**DO THIS**: Copy each entry as it stands, leaving nothing out.

**DATA FOR THIS TASK**:
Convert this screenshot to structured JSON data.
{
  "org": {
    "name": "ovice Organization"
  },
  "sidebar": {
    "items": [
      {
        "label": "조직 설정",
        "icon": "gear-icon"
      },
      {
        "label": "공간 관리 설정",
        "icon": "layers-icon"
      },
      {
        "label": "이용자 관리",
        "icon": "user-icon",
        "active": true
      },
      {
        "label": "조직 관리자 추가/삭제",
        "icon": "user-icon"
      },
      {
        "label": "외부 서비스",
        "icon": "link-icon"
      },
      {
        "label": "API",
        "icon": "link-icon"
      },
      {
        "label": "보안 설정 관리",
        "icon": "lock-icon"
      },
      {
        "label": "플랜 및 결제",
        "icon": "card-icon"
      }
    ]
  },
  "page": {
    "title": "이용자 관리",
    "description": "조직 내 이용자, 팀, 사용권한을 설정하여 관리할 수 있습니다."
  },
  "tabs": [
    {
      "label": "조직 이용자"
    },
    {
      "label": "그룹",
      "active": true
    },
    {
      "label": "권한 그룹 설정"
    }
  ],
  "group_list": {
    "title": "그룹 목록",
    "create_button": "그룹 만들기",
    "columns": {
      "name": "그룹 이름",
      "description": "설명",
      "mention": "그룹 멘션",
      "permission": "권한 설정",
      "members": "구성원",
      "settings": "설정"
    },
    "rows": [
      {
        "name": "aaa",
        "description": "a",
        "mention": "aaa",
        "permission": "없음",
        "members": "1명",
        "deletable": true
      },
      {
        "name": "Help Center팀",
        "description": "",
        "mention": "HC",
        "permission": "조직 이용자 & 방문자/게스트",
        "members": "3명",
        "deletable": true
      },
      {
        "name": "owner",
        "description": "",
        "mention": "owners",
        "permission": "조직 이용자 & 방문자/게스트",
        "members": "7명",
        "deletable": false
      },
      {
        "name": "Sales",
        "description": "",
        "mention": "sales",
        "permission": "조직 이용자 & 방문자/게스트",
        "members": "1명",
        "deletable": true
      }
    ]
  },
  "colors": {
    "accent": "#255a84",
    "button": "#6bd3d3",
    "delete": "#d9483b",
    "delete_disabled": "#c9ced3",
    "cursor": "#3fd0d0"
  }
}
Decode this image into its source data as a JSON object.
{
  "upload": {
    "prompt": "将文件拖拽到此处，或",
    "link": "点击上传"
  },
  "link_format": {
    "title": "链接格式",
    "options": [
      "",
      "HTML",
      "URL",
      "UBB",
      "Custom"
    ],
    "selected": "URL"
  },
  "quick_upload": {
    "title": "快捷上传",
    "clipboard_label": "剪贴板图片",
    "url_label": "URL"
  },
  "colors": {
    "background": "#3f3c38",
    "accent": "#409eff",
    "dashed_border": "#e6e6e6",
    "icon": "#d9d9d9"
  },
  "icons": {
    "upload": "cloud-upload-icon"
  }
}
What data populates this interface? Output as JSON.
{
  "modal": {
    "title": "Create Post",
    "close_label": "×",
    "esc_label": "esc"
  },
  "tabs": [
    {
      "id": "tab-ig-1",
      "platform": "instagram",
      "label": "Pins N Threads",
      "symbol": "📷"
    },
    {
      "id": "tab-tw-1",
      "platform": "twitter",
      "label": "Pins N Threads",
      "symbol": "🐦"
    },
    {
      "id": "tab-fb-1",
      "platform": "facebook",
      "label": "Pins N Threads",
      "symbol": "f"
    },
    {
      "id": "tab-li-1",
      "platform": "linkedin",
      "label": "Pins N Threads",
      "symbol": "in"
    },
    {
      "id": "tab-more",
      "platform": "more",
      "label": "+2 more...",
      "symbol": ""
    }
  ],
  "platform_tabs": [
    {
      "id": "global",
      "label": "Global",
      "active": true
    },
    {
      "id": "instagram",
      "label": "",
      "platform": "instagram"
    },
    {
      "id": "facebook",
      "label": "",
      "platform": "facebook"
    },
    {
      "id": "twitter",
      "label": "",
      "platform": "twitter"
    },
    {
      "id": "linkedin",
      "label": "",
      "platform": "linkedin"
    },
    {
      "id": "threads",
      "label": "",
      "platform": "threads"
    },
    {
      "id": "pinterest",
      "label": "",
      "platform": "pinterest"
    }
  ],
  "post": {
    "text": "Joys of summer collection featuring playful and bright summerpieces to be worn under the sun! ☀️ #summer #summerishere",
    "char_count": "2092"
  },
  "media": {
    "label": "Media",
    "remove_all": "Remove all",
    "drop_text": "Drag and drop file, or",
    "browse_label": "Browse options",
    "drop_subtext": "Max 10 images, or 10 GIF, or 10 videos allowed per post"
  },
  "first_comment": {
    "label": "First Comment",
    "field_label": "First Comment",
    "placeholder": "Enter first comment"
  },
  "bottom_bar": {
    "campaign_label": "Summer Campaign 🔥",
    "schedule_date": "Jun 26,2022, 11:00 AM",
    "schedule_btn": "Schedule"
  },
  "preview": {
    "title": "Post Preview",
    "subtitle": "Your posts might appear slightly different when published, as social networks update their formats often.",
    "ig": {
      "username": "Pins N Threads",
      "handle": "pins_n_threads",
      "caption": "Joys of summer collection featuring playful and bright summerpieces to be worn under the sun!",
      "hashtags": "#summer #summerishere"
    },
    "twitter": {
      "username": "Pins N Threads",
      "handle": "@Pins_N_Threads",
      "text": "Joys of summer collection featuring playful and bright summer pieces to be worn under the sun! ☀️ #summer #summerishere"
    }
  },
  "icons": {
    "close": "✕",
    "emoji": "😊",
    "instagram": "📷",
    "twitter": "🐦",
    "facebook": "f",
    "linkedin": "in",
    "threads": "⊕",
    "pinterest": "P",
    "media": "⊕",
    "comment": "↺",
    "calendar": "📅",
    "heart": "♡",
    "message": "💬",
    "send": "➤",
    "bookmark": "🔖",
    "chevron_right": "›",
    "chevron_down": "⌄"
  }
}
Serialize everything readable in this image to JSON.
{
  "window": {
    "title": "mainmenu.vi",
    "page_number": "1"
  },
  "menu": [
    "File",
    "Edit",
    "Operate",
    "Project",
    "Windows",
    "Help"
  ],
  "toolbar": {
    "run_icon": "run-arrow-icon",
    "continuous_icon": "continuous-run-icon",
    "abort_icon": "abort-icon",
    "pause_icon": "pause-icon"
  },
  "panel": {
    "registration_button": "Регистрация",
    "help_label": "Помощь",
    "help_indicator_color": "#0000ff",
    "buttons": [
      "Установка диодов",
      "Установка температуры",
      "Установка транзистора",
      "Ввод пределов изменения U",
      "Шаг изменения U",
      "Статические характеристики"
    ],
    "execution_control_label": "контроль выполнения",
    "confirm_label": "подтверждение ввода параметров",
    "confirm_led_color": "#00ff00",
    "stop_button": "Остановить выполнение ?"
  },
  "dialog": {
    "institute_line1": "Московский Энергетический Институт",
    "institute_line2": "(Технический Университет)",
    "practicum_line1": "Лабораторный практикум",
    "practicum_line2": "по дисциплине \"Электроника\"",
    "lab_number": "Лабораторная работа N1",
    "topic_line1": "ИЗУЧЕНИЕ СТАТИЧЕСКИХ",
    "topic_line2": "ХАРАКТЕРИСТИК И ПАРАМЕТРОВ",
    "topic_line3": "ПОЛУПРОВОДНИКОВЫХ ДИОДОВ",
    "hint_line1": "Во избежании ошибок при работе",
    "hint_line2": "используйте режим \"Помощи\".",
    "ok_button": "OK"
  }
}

**OUTPUT OF THE EXERCISE**:
Convert this screenshot to structured JSON data.
{
  "org": {
    "name": "ovice Organization"
  },
  "sidebar": {
    "items": [
      {
        "label": "조직 설정",
        "icon": "gear-icon"
      },
      {
        "label": "공간 관리 설정",
        "icon": "layers-icon"
      },
      {
        "label": "이용자 관리",
        "icon": "user-icon",
        "active": true
      },
      {
        "label": "조직 관리자 추가/삭제",
        "icon": "user-icon"
      },
      {
        "label": "외부 서비스",
        "icon": "link-icon"
      },
      {
        "label": "API",
        "icon": "link-icon"
      },
      {
        "label": "보안 설정 관리",
        "icon": "lock-icon"
      },
      {
        "label": "플랜 및 결제",
        "icon": "card-icon"
      }
    ]
  },
  "page": {
    "title": "이용자 관리",
    "description": "조직 내 이용자, 팀, 사용권한을 설정하여 관리할 수 있습니다."
  },
  "tabs": [
    {
      "label": "조직 이용자"
    },
    {
      "label": "그룹",
      "active": true
    },
    {
      "label": "권한 그룹 설정"
    }
  ],
  "group_list": {
    "title": "그룹 목록",
    "create_button": "그룹 만들기",
    "columns": {
      "name": "그룹 이름",
      "description": "설명",
      "mention": "그룹 멘션",
      "permission": "권한 설정",
      "members": "구성원",
      "settings": "설정"
    },
    "rows": [
      {
        "name": "aaa",
        "description": "a",
        "mention": "aaa",
        "permission": "없음",
        "members": "1명",
        "deletable": true
      },
      {
        "name": "Help Center팀",
        "description": "",
        "mention": "HC",
        "permission": "조직 이용자 & 방문자/게스트",
        "members": "3명",
        "deletable": true
      },
      {
        "name": "owner",
        "description": "",
        "mention": "owners",
        "permission": "조직 이용자 & 방문자/게스트",
        "members": "7명",
        "deletable": false
      },
      {
        "name": "Sales",
        "description": "",
        "mention": "sales",
        "permission": "조직 이용자 & 방문자/게스트",
        "members": "1명",
        "deletable": true
      }
    ]
  },
  "colors": {
    "accent": "#255a84",
    "button": "#6bd3d3",
    "delete": "#d9483b",
    "delete_disabled": "#c9ced3",
    "cursor": "#3fd0d0"
  }
}
Decode this image into its source data as a JSON object.
{
  "upload": {
    "prompt": "将文件拖拽到此处，或",
    "link": "点击上传"
  },
  "link_format": {
    "title": "链接格式",
    "options": [
      "",
      "HTML",
      "URL",
      "UBB",
      "Custom"
    ],
    "selected": "URL"
  },
  "quick_upload": {
    "title": "快捷上传",
    "clipboard_label": "剪贴板图片",
    "url_label": "URL"
  },
  "colors": {
    "background": "#3f3c38",
    "accent": "#409eff",
    "dashed_border": "#e6e6e6",
    "icon": "#d9d9d9"
  },
  "icons": {
    "upload": "cloud-upload-icon"
  }
}
What data populates this interface? Output as JSON.
{
  "modal": {
    "title": "Create Post",
    "close_label": "×",
    "esc_label": "esc"
  },
  "tabs": [
    {
      "id": "tab-ig-1",
      "platform": "instagram",
      "label": "Pins N Threads",
      "symbol": "📷"
    },
    {
      "id": "tab-tw-1",
      "platform": "twitter",
      "label": "Pins N Threads",
      "symbol": "🐦"
    },
    {
      "id": "tab-fb-1",
      "platform": "facebook",
      "label": "Pins N Threads",
      "symbol": "f"
    },
    {
      "id": "tab-li-1",
      "platform": "linkedin",
      "label": "Pins N Threads",
      "symbol": "in"
    },
    {
      "id": "tab-more",
      "platform": "more",
      "label": "+2 more...",
      "symbol": ""
    }
  ],
  "platform_tabs": [
    {
      "id": "global",
      "label": "Global",
      "active": true
    },
    {
      "id": "instagram",
      "label": "",
      "platform": "instagram"
    },
    {
      "id": "facebook",
      "label": "",
      "platform": "facebook"
    },
    {
      "id": "twitter",
      "label": "",
      "platform": "twitter"
    },
    {
      "id": "linkedin",
      "label": "",
      "platform": "linkedin"
    },
    {
      "id": "threads",
      "label": "",
      "platform": "threads"
    },
    {
      "id": "pinterest",
      "label": "",
      "platform": "pinterest"
    }
  ],
  "post": {
    "text": "Joys of summer collection featuring playful and bright summerpieces to be worn under the sun! ☀️ #summer #summerishere",
    "char_count": "2092"
  },
  "media": {
    "label": "Media",
    "remove_all": "Remove all",
    "drop_text": "Drag and drop file, or",
    "browse_label": "Browse options",
    "drop_subtext": "Max 10 images, or 10 GIF, or 10 videos allowed per post"
  },
  "first_comment": {
    "label": "First Comment",
    "field_label": "First Comment",
    "placeholder": "Enter first comment"
  },
  "bottom_bar": {
    "campaign_label": "Summer Campaign 🔥",
    "schedule_date": "Jun 26,2022, 11:00 AM",
    "schedule_btn": "Schedule"
  },
  "preview": {
    "title": "Post Preview",
    "subtitle": "Your posts might appear slightly different when published, as social networks update their formats often.",
    "ig": {
      "username": "Pins N Threads",
      "handle": "pins_n_threads",
      "caption": "Joys of summer collection featuring playful and bright summerpieces to be worn under the sun!",
      "hashtags": "#summer #summerishere"
    },
    "twitter": {
      "username": "Pins N Threads",
      "handle": "@Pins_N_Threads",
      "text": "Joys of summer collection featuring playful and bright summer pieces to be worn under the sun! ☀️ #summer #summerishere"
    }
  },
  "icons": {
    "close": "✕",
    "emoji": "😊",
    "instagram": "📷",
    "twitter": "🐦",
    "facebook": "f",
    "linkedin": "in",
    "threads": "⊕",
    "pinterest": "P",
    "media": "⊕",
    "comment": "↺",
    "calendar": "📅",
    "heart": "♡",
    "message": "💬",
    "send": "➤",
    "bookmark": "🔖",
    "chevron_right": "›",
    "chevron_down": "⌄"
  }
}
Serialize everything readable in this image to JSON.
{
  "window": {
    "title": "mainmenu.vi",
    "page_number": "1"
  },
  "menu": [
    "File",
    "Edit",
    "Operate",
    "Project",
    "Windows",
    "Help"
  ],
  "toolbar": {
    "run_icon": "run-arrow-icon",
    "continuous_icon": "continuous-run-icon",
    "abort_icon": "abort-icon",
    "pause_icon": "pause-icon"
  },
  "panel": {
    "registration_button": "Регистрация",
    "help_label": "Помощь",
    "help_indicator_color": "#0000ff",
    "buttons": [
      "Установка диодов",
      "Установка температуры",
      "Установка транзистора",
      "Ввод пределов изменения U",
      "Шаг изменения U",
      "Статические характеристики"
    ],
    "execution_control_label": "контроль выполнения",
    "confirm_label": "подтверждение ввода параметров",
    "confirm_led_color": "#00ff00",
    "stop_button": "Остановить выполнение ?"
  },
  "dialog": {
    "institute_line1": "Московский Энергетический Институт",
    "institute_line2": "(Технический Университет)",
    "practicum_line1": "Лабораторный практикум",
    "practicum_line2": "по дисциплине \"Электроника\"",
    "lab_number": "Лабораторная работа N1",
    "topic_line1": "ИЗУЧЕНИЕ СТАТИЧЕСКИХ",
    "topic_line2": "ХАРАКТЕРИСТИК И ПАРАМЕТРОВ",
    "topic_line3": "ПОЛУПРОВОДНИКОВЫХ ДИОДОВ",
    "hint_line1": "Во избежании ошибок при работе",
    "hint_line2": "используйте режим \"Помощи\".",
    "ok_button": "OK"
  }
}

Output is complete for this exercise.